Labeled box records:
◆ ◆ ◆ ◆ ◆
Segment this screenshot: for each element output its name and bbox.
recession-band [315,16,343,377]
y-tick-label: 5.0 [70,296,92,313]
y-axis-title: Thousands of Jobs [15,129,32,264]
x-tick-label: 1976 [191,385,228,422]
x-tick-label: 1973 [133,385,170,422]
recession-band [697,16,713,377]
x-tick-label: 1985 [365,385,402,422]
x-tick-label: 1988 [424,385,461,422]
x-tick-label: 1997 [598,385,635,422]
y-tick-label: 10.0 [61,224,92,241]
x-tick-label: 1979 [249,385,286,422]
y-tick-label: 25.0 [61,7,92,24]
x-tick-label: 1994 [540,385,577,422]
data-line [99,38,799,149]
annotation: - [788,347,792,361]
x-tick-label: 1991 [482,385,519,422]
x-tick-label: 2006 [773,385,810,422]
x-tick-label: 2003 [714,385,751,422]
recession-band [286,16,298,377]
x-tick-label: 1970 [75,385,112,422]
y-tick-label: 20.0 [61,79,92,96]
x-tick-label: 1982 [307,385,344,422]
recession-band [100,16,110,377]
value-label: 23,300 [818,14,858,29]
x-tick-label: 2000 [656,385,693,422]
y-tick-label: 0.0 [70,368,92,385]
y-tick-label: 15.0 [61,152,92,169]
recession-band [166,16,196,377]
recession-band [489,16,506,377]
◆ ◆ ◆ ◆ ◆
TO BE DONE: Give everything from the start of the records down to the line containing "x-tick-label: 1985 [365,385,402,422]" as a numbered list, both ends included and blank lines left out.

EXERCISE ANSWER:
1. Segment this screenshot: for each element output its name and bbox.
2. recession-band [315,16,343,377]
3. y-tick-label: 5.0 [70,296,92,313]
4. y-axis-title: Thousands of Jobs [15,129,32,264]
5. x-tick-label: 1976 [191,385,228,422]
6. x-tick-label: 1973 [133,385,170,422]
7. recession-band [697,16,713,377]
8. x-tick-label: 1985 [365,385,402,422]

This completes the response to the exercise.